**Provided data**
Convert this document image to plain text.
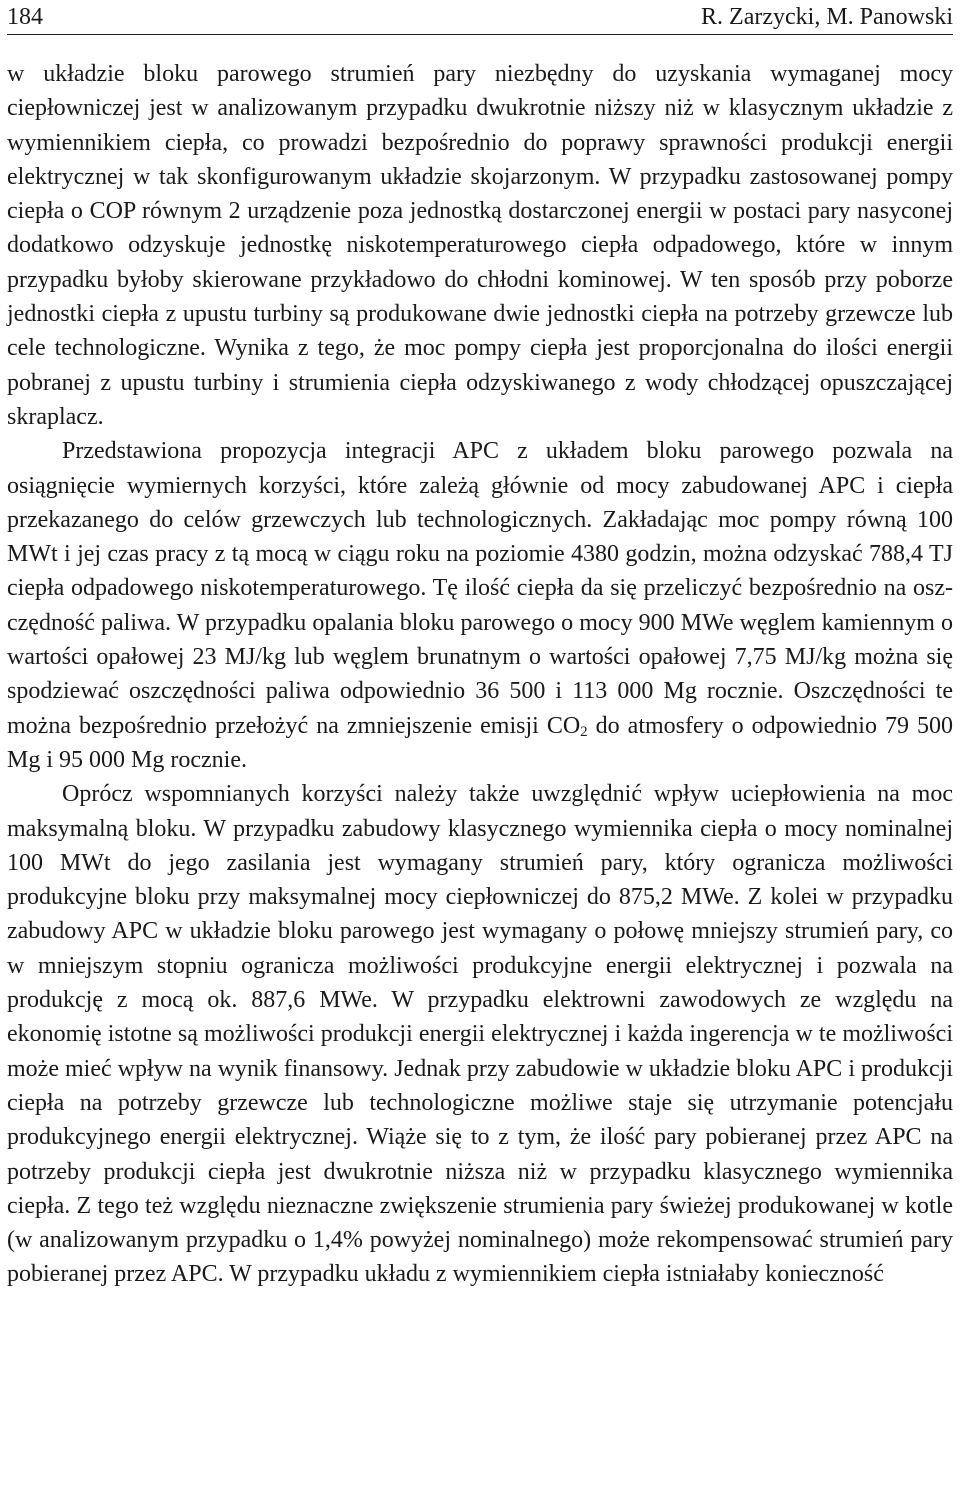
184	R. Zarzycki, M. Panowski

w układzie bloku parowego strumień pary niezbędny do uzyskania wymaganej mocy ciepłowniczej jest w analizowanym przypadku dwukrotnie niższy niż w klasycznym układzie z wymiennikiem ciepła, co prowadzi bezpośrednio do poprawy sprawności produkcji energii elektrycznej w tak skonfigurowanym układzie skojarzonym. W przypadku zastosowanej pompy ciepła o COP równym 2 urządzenie poza jednostką dostarczonej energii w postaci pary nasyconej dodatkowo odzyskuje jednostkę niskotemperaturowego ciepła odpadowego, które w innym przypadku byłoby skierowane przykładowo do chłodni kominowej. W ten sposób przy poborze jednostki ciepła z upustu turbiny są produkowane dwie jednostki ciepła na potrzeby grzewcze lub cele technologiczne. Wynika z tego, że moc pompy ciepła jest proporcjonalna do ilości energii pobranej z upustu turbiny i strumienia ciepła odzyskiwanego z wody chłodzącej opuszczającej skraplacz.

Przedstawiona propozycja integracji APC z układem bloku parowego pozwala na osiągnięcie wymiernych korzyści, które zależą głównie od mocy zabudowanej APC i ciepła przekazanego do celów grzewczych lub technologicznych. Zakładając moc pompy równą 100 MWt i jej czas pracy z tą mocą w ciągu roku na poziomie 4380 godzin, można odzyskać 788,4 TJ ciepła odpadowego niskotemperaturowego. Tę ilość ciepła da się przeliczyć bezpośrednio na oszczędność paliwa. W przypadku opalania bloku parowego o mocy 900 MWe węglem kamiennym o wartości opałowej 23 MJ/kg lub węglem brunatnym o wartości opałowej 7,75 MJ/kg można się spodziewać oszczędności paliwa odpowiednio 36 500 i 113 000 Mg rocznie. Oszczędności te można bezpośrednio przełożyć na zmniejszenie emisji $CO_2$ do atmosfery o odpowiednio 79 500 Mg i 95 000 Mg rocznie.

Oprócz wspomnianych korzyści należy także uwzględnić wpływ uciepłowienia na moc maksymalną bloku. W przypadku zabudowy klasycznego wymiennika ciepła o mocy nominalnej 100 MWt do jego zasilania jest wymagany strumień pary, który ogranicza możliwości produkcyjne bloku przy maksymalnej mocy ciepłowniczej do 875,2 MWe. Z kolei w przypadku zabudowy APC w układzie bloku parowego jest wymagany o połowę mniejszy strumień pary, co w mniejszym stopniu ogranicza możliwości produkcyjne energii elektrycznej i pozwala na produkcję z mocą ok. 887,6 MWe. W przypadku elektrowni zawodowych ze względu na ekonomię istotne są możliwości produkcji energii elektrycznej i każda ingerencja w te możliwości może mieć wpływ na wynik finansowy. Jednak przy zabudowie w układzie bloku APC i produkcji ciepła na potrzeby grzewcze lub technologiczne możliwe staje się utrzymanie potencjału produkcyjnego energii elektrycznej. Wiąże się to z tym, że ilość pary pobieranej przez APC na potrzeby produkcji ciepła jest dwukrotnie niższa niż w przypadku klasycznego wymiennika ciepła. Z tego też względu nieznaczne zwiększenie strumienia pary świeżej produkowanej w kotle (w analizowanym przypadku o 1,4% powyżej nominalnego) może rekompensować strumień pary pobieranej przez APC. W przypadku układu z wymiennikiem ciepła istniałaby konieczność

**Request**
Copy out the whole listing exactly, and don't carry over any pictures.

**Solution for this problem**
Convert this document image to plain text.
184	R. Zarzycki, M. Panowski

w układzie bloku parowego strumień pary niezbędny do uzyskania wymaganej mocy ciepłowniczej jest w analizowanym przypadku dwukrotnie niższy niż w klasycznym układzie z wymiennikiem ciepła, co prowadzi bezpośrednio do poprawy sprawności produkcji energii elektrycznej w tak skonfigurowanym układzie skojarzonym. W przypadku zastosowanej pompy ciepła o COP równym 2 urządzenie poza jednostką dostarczonej energii w postaci pary nasyconej dodatkowo odzyskuje jednostkę niskotemperaturowego ciepła odpadowego, które w innym przypadku byłoby skierowane przykładowo do chłodni kominowej. W ten sposób przy poborze jednostki ciepła z upustu turbiny są produkowane dwie jednostki ciepła na potrzeby grzewcze lub cele technologiczne. Wynika z tego, że moc pompy ciepła jest proporcjonalna do ilości energii pobranej z upustu turbiny i strumienia ciepła odzyskiwanego z wody chłodzącej opuszczającej skraplacz.

Przedstawiona propozycja integracji APC z układem bloku parowego pozwala na osiągnięcie wymiernych korzyści, które zależą głównie od mocy zabudowanej APC i ciepła przekazanego do celów grzewczych lub technologicznych. Zakładając moc pompy równą 100 MWt i jej czas pracy z tą mocą w ciągu roku na poziomie 4380 godzin, można odzyskać 788,4 TJ ciepła odpadowego niskotemperaturowego. Tę ilość ciepła da się przeliczyć bezpośrednio na oszczędność paliwa. W przypadku opalania bloku parowego o mocy 900 MWe węglem kamiennym o wartości opałowej 23 MJ/kg lub węglem brunatnym o wartości opałowej 7,75 MJ/kg można się spodziewać oszczędności paliwa odpowiednio 36 500 i 113 000 Mg rocznie. Oszczędności te można bezpośrednio przełożyć na zmniejszenie emisji $CO_2$ do atmosfery o odpowiednio 79 500 Mg i 95 000 Mg rocznie.

Oprócz wspomnianych korzyści należy także uwzględnić wpływ uciepłowienia na moc maksymalną bloku. W przypadku zabudowy klasycznego wymiennika ciepła o mocy nominalnej 100 MWt do jego zasilania jest wymagany strumień pary, który ogranicza możliwości produkcyjne bloku przy maksymalnej mocy ciepłowniczej do 875,2 MWe. Z kolei w przypadku zabudowy APC w układzie bloku parowego jest wymagany o połowę mniejszy strumień pary, co w mniejszym stopniu ogranicza możliwości produkcyjne energii elektrycznej i pozwala na produkcję z mocą ok. 887,6 MWe. W przypadku elektrowni zawodowych ze względu na ekonomię istotne są możliwości produkcji energii elektrycznej i każda ingerencja w te możliwości może mieć wpływ na wynik finansowy. Jednak przy zabudowie w układzie bloku APC i produkcji ciepła na potrzeby grzewcze lub technologiczne możliwe staje się utrzymanie potencjału produkcyjnego energii elektrycznej. Wiąże się to z tym, że ilość pary pobieranej przez APC na potrzeby produkcji ciepła jest dwukrotnie niższa niż w przypadku klasycznego wymiennika ciepła. Z tego też względu nieznaczne zwiększenie strumienia pary świeżej produkowanej w kotle (w analizowanym przypadku o 1,4% powyżej nominalnego) może rekompensować strumień pary pobieranej przez APC. W przypadku układu z wymiennikiem ciepła istniałaby konieczność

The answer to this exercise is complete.